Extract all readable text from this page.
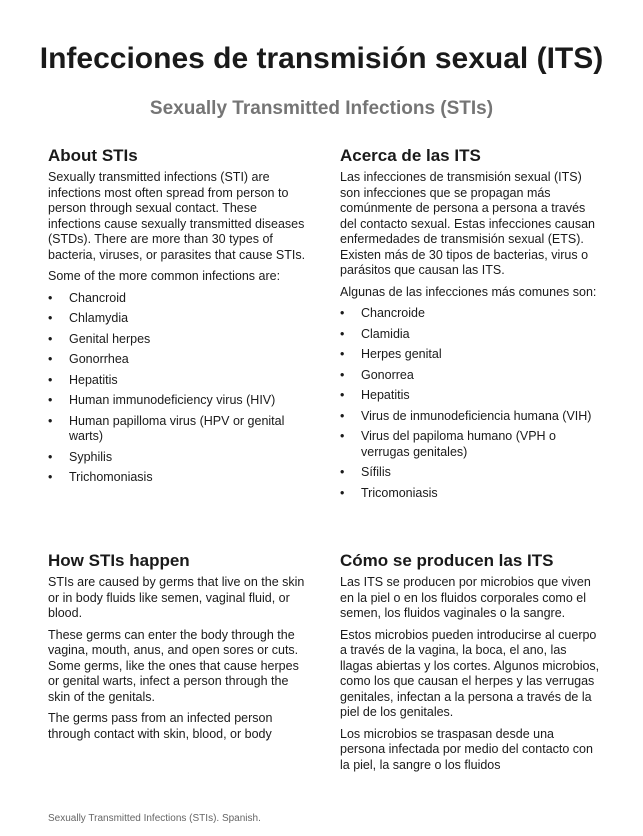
Infecciones de transmisión sexual (ITS)
Sexually Transmitted Infections (STIs)
About STIs

Sexually transmitted infections (STI) are infections most often spread from person to person through sexual contact. These infections cause sexually transmitted diseases (STDs). There are more than 30 types of bacteria, viruses, or parasites that cause STIs.

Some of the more common infections are:

• Chancroid
• Chlamydia
• Genital herpes
• Gonorrhea
• Hepatitis
• Human immunodeficiency virus (HIV)
• Human papilloma virus (HPV or genital warts)
• Syphilis
• Trichomoniasis
Acerca de las ITS

Las infecciones de transmisión sexual (ITS) son infecciones que se propagan más comúnmente de persona a persona a través del contacto sexual. Estas infecciones causan enfermedades de transmisión sexual (ETS). Existen más de 30 tipos de bacterias, virus o parásitos que causan las ITS.

Algunas de las infecciones más comunes son:

• Chancroide
• Clamidia
• Herpes genital
• Gonorrea
• Hepatitis
• Virus de inmunodeficiencia humana (VIH)
• Virus del papiloma humano (VPH o verrugas genitales)
• Sífilis
• Tricomoniasis
How STIs happen

STIs are caused by germs that live on the skin or in body fluids like semen, vaginal fluid, or blood.

These germs can enter the body through the vagina, mouth, anus, and open sores or cuts. Some germs, like the ones that cause herpes or genital warts, infect a person through the skin of the genitals.

The germs pass from an infected person through contact with skin, blood, or body

Cómo se producen las ITS

Las ITS se producen por microbios que viven en la piel o en los fluidos corporales como el semen, los fluidos vaginales o la sangre.

Estos microbios pueden introducirse al cuerpo a través de la vagina, la boca, el ano, las llagas abiertas y los cortes. Algunos microbios, como los que causan el herpes y las verrugas genitales, infectan a la persona a través de la piel de los genitales.

Los microbios se traspasan desde una persona infectada por medio del contacto con la piel, la sangre o los fluidos

Sexually Transmitted Infections (STIs). Spanish.
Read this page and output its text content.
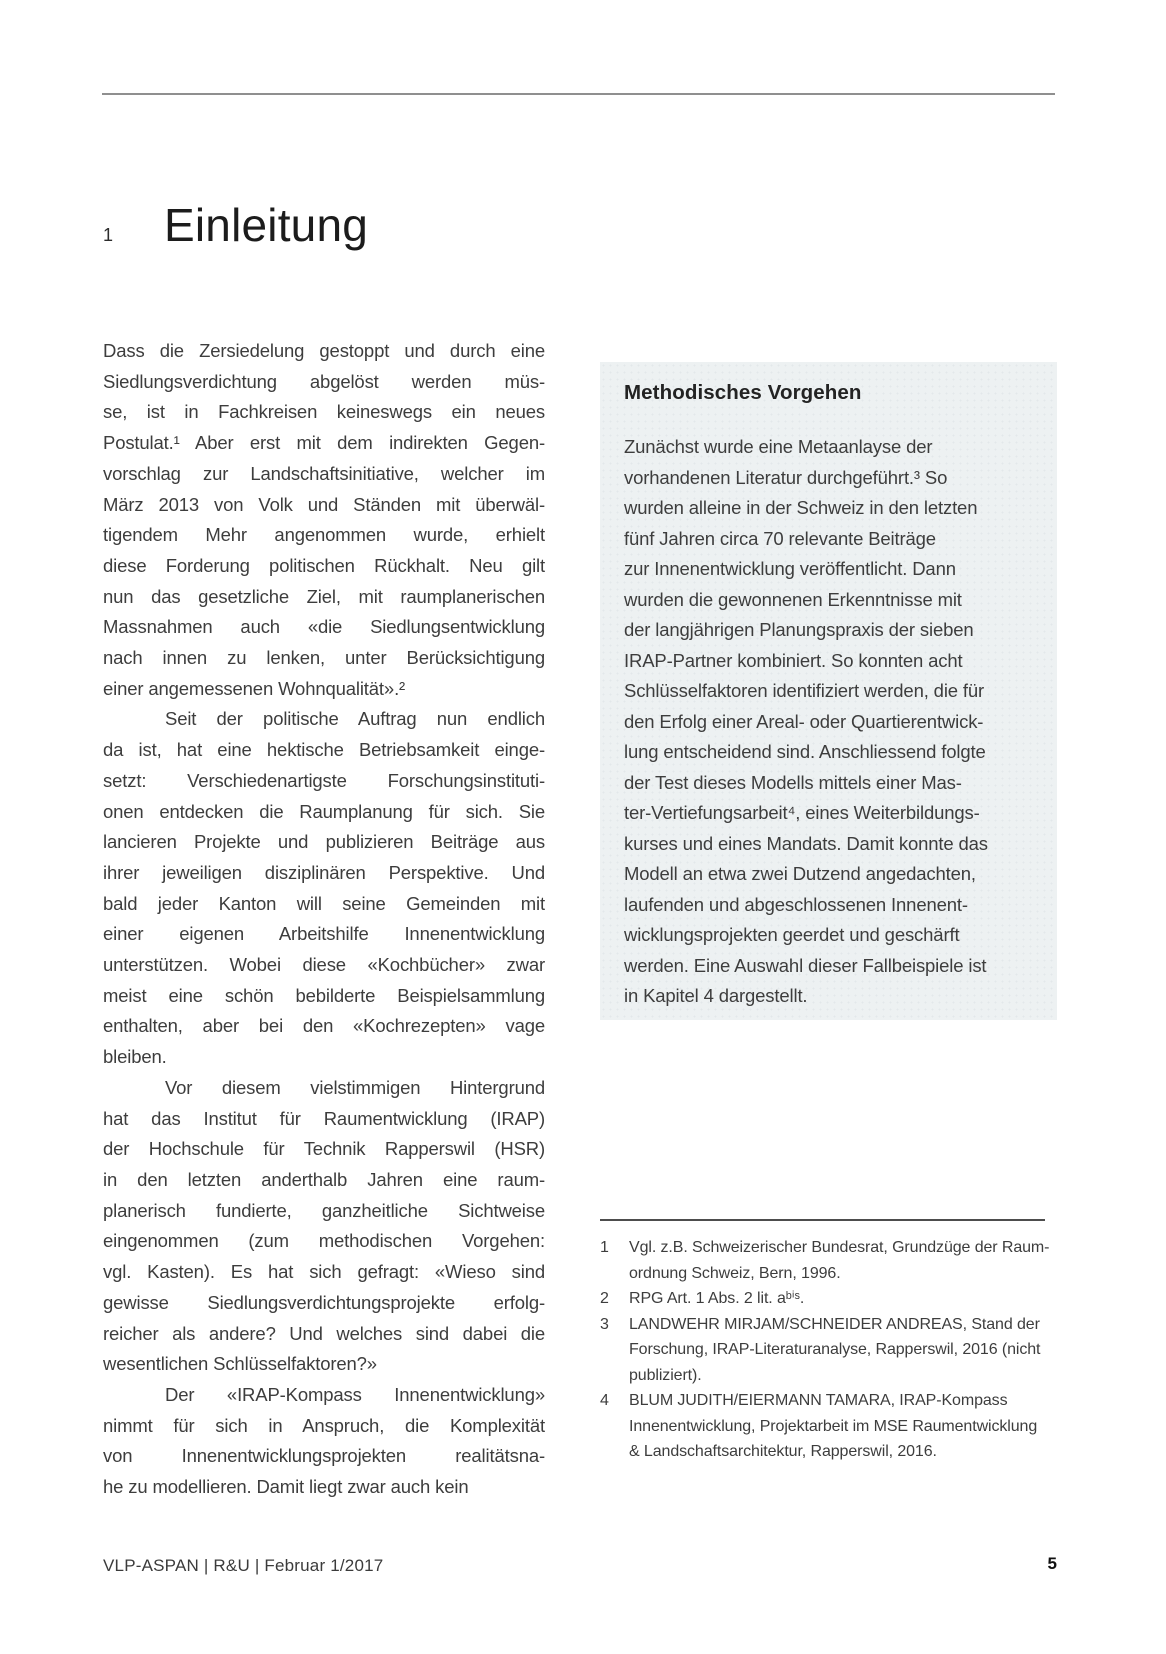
1	Einleitung
Dass die Zersiedelung gestoppt und durch eine
Siedlungsverdichtung abgelöst werden müs-
se, ist in Fachkreisen keineswegs ein neues
Postulat.¹ Aber erst mit dem indirekten Gegen-
vorschlag zur Landschaftsinitiative, welcher im
März 2013 von Volk und Ständen mit überwäl-
tigendem Mehr angenommen wurde, erhielt
diese Forderung politischen Rückhalt. Neu gilt
nun das gesetzliche Ziel, mit raumplanerischen
Massnahmen auch «die Siedlungsentwicklung
nach innen zu lenken, unter Berücksichtigung
einer angemessenen Wohnqualität».²
Seit der politische Auftrag nun endlich
da ist, hat eine hektische Betriebsamkeit einge-
setzt: Verschiedenartigste Forschungsinstituti-
onen entdecken die Raumplanung für sich. Sie
lancieren Projekte und publizieren Beiträge aus
ihrer jeweiligen disziplinären Perspektive. Und
bald jeder Kanton will seine Gemeinden mit
einer eigenen Arbeitshilfe Innenentwicklung
unterstützen. Wobei diese «Kochbücher» zwar
meist eine schön bebilderte Beispielsammlung
enthalten, aber bei den «Kochrezepten» vage
bleiben.
Vor diesem vielstimmigen Hintergrund
hat das Institut für Raumentwicklung (IRAP)
der Hochschule für Technik Rapperswil (HSR)
in den letzten anderthalb Jahren eine raum-
planerisch fundierte, ganzheitliche Sichtweise
eingenommen (zum methodischen Vorgehen:
vgl. Kasten). Es hat sich gefragt: «Wieso sind
gewisse Siedlungsverdichtungsprojekte erfolg-
reicher als andere? Und welches sind dabei die
wesentlichen Schlüsselfaktoren?»
Der «IRAP-Kompass Innenentwicklung»
nimmt für sich in Anspruch, die Komplexität
von Innenentwicklungsprojekten realitätsna-
he zu modellieren. Damit liegt zwar auch kein
Methodisches Vorgehen
Zunächst wurde eine Metaanlayse der
vorhandenen Literatur durchgeführt.³ So
wurden alleine in der Schweiz in den letzten
fünf Jahren circa 70 relevante Beiträge
zur Innenentwicklung veröffentlicht. Dann
wurden die gewonnenen Erkenntnisse mit
der langjährigen Planungspraxis der sieben
IRAP-Partner kombiniert. So konnten acht
Schlüsselfaktoren identifiziert werden, die für
den Erfolg einer Areal- oder Quartierentwick-
lung entscheidend sind. Anschliessend folgte
der Test dieses Modells mittels einer Mas-
ter-Vertiefungsarbeit⁴, eines Weiterbildungs-
kurses und eines Mandats. Damit konnte das
Modell an etwa zwei Dutzend angedachten,
laufenden und abgeschlossenen Innenent-
wicklungsprojekten geerdet und geschärft
werden. Eine Auswahl dieser Fallbeispiele ist
in Kapitel 4 dargestellt.
1	Vgl. z.B. Schweizerischer Bundesrat, Grundzüge der Raum-
ordnung Schweiz, Bern, 1996.
2	RPG Art. 1 Abs. 2 lit. aᵇⁱˢ.
3	LANDWEHR MIRJAM/SCHNEIDER ANDREAS, Stand der
Forschung, IRAP-Literaturanalyse, Rapperswil, 2016 (nicht
publiziert).
4	BLUM JUDITH/EIERMANN TAMARA, IRAP-Kompass
Innenentwicklung, Projektarbeit im MSE Raumentwicklung
& Landschaftsarchitektur, Rapperswil, 2016.
VLP-ASPAN | R&U | Februar 1/2017	5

**EXERCISE AIM:** Could you copy out every line in the listing where the word "Beiträge" appears?

**ANSWER TO THE PROBLEM:**
lancieren Projekte und publizieren Beiträge aus
fünf Jahren circa 70 relevante Beiträge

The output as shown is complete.